> **STATED GOAL**
Every line of the records below should be restated exactly.

Dataset records:
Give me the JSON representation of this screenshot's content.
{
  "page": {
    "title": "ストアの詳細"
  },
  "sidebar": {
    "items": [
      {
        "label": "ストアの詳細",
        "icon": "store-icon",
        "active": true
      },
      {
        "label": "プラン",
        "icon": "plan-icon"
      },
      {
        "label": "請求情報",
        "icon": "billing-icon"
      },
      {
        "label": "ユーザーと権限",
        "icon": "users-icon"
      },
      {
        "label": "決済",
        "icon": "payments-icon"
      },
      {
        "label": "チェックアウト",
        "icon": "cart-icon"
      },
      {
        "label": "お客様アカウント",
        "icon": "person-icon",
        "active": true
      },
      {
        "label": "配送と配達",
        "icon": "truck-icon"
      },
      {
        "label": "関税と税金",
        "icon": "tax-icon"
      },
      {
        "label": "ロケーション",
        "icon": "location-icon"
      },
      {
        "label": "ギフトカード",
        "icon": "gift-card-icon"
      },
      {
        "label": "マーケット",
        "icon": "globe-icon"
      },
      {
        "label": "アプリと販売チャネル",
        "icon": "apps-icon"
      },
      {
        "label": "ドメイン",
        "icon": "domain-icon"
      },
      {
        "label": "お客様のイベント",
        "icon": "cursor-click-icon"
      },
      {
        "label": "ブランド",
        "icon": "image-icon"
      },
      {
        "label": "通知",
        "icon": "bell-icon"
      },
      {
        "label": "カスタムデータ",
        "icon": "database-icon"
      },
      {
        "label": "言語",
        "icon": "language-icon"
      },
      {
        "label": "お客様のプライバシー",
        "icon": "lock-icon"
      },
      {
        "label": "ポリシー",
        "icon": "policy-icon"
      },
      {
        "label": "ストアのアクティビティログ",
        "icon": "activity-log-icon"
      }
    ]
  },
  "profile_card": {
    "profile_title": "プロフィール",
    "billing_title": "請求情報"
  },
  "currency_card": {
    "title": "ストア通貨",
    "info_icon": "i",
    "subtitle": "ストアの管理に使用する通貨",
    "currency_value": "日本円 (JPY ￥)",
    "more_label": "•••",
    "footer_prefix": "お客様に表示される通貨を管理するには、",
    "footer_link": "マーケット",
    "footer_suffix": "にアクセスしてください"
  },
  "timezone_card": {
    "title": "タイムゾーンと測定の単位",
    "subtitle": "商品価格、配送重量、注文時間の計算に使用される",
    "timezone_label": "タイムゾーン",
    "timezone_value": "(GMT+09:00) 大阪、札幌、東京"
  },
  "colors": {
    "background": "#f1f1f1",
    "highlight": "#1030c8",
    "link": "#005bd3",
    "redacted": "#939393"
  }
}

> **EXPECTED OUTPUT**
Give me the JSON representation of this screenshot's content.
{
  "page": {
    "title": "ストアの詳細"
  },
  "sidebar": {
    "items": [
      {
        "label": "ストアの詳細",
        "icon": "store-icon",
        "active": true
      },
      {
        "label": "プラン",
        "icon": "plan-icon"
      },
      {
        "label": "請求情報",
        "icon": "billing-icon"
      },
      {
        "label": "ユーザーと権限",
        "icon": "users-icon"
      },
      {
        "label": "決済",
        "icon": "payments-icon"
      },
      {
        "label": "チェックアウト",
        "icon": "cart-icon"
      },
      {
        "label": "お客様アカウント",
        "icon": "person-icon",
        "active": true
      },
      {
        "label": "配送と配達",
        "icon": "truck-icon"
      },
      {
        "label": "関税と税金",
        "icon": "tax-icon"
      },
      {
        "label": "ロケーション",
        "icon": "location-icon"
      },
      {
        "label": "ギフトカード",
        "icon": "gift-card-icon"
      },
      {
        "label": "マーケット",
        "icon": "globe-icon"
      },
      {
        "label": "アプリと販売チャネル",
        "icon": "apps-icon"
      },
      {
        "label": "ドメイン",
        "icon": "domain-icon"
      },
      {
        "label": "お客様のイベント",
        "icon": "cursor-click-icon"
      },
      {
        "label": "ブランド",
        "icon": "image-icon"
      },
      {
        "label": "通知",
        "icon": "bell-icon"
      },
      {
        "label": "カスタムデータ",
        "icon": "database-icon"
      },
      {
        "label": "言語",
        "icon": "language-icon"
      },
      {
        "label": "お客様のプライバシー",
        "icon": "lock-icon"
      },
      {
        "label": "ポリシー",
        "icon": "policy-icon"
      },
      {
        "label": "ストアのアクティビティログ",
        "icon": "activity-log-icon"
      }
    ]
  },
  "profile_card": {
    "profile_title": "プロフィール",
    "billing_title": "請求情報"
  },
  "currency_card": {
    "title": "ストア通貨",
    "info_icon": "i",
    "subtitle": "ストアの管理に使用する通貨",
    "currency_value": "日本円 (JPY ￥)",
    "more_label": "•••",
    "footer_prefix": "お客様に表示される通貨を管理するには、",
    "footer_link": "マーケット",
    "footer_suffix": "にアクセスしてください"
  },
  "timezone_card": {
    "title": "タイムゾーンと測定の単位",
    "subtitle": "商品価格、配送重量、注文時間の計算に使用される",
    "timezone_label": "タイムゾーン",
    "timezone_value": "(GMT+09:00) 大阪、札幌、東京"
  },
  "colors": {
    "background": "#f1f1f1",
    "highlight": "#1030c8",
    "link": "#005bd3",
    "redacted": "#939393"
  }
}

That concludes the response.